▶ [Dataset excerpt]
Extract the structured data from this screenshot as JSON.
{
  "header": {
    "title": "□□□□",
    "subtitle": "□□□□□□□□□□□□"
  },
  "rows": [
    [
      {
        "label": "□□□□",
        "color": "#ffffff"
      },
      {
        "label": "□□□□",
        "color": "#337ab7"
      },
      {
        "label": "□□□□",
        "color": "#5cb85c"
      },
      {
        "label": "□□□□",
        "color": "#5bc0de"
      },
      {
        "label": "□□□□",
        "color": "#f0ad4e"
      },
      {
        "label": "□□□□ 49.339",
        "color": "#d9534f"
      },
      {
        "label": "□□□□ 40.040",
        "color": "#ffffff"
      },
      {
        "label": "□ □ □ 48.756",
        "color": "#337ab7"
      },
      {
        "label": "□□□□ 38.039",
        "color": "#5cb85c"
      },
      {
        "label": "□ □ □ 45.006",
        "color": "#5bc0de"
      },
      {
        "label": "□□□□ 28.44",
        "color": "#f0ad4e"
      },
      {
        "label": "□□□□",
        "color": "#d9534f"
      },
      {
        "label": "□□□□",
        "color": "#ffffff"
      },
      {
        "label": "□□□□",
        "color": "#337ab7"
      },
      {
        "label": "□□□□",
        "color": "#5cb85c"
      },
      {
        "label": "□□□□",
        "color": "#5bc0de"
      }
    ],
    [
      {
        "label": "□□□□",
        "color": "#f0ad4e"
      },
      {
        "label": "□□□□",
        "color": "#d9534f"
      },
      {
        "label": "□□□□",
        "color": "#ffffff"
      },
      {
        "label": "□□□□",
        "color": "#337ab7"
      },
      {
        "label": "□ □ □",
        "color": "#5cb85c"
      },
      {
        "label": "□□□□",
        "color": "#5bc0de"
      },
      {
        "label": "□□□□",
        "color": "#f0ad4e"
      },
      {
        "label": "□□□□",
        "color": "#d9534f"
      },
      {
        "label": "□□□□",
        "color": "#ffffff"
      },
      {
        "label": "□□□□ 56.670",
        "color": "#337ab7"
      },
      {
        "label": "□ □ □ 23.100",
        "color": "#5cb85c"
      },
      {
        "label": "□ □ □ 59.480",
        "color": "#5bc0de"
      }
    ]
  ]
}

▶ [Exercise] Your task is to repeat each line of the material exactly.

▶ [Task answer]
Extract the structured data from this screenshot as JSON.
{
  "header": {
    "title": "□□□□",
    "subtitle": "□□□□□□□□□□□□"
  },
  "rows": [
    [
      {
        "label": "□□□□",
        "color": "#ffffff"
      },
      {
        "label": "□□□□",
        "color": "#337ab7"
      },
      {
        "label": "□□□□",
        "color": "#5cb85c"
      },
      {
        "label": "□□□□",
        "color": "#5bc0de"
      },
      {
        "label": "□□□□",
        "color": "#f0ad4e"
      },
      {
        "label": "□□□□ 49.339",
        "color": "#d9534f"
      },
      {
        "label": "□□□□ 40.040",
        "color": "#ffffff"
      },
      {
        "label": "□ □ □ 48.756",
        "color": "#337ab7"
      },
      {
        "label": "□□□□ 38.039",
        "color": "#5cb85c"
      },
      {
        "label": "□ □ □ 45.006",
        "color": "#5bc0de"
      },
      {
        "label": "□□□□ 28.44",
        "color": "#f0ad4e"
      },
      {
        "label": "□□□□",
        "color": "#d9534f"
      },
      {
        "label": "□□□□",
        "color": "#ffffff"
      },
      {
        "label": "□□□□",
        "color": "#337ab7"
      },
      {
        "label": "□□□□",
        "color": "#5cb85c"
      },
      {
        "label": "□□□□",
        "color": "#5bc0de"
      }
    ],
    [
      {
        "label": "□□□□",
        "color": "#f0ad4e"
      },
      {
        "label": "□□□□",
        "color": "#d9534f"
      },
      {
        "label": "□□□□",
        "color": "#ffffff"
      },
      {
        "label": "□□□□",
        "color": "#337ab7"
      },
      {
        "label": "□ □ □",
        "color": "#5cb85c"
      },
      {
        "label": "□□□□",
        "color": "#5bc0de"
      },
      {
        "label": "□□□□",
        "color": "#f0ad4e"
      },
      {
        "label": "□□□□",
        "color": "#d9534f"
      },
      {
        "label": "□□□□",
        "color": "#ffffff"
      },
      {
        "label": "□□□□ 56.670",
        "color": "#337ab7"
      },
      {
        "label": "□ □ □ 23.100",
        "color": "#5cb85c"
      },
      {
        "label": "□ □ □ 59.480",
        "color": "#5bc0de"
      }
    ]
  ]
}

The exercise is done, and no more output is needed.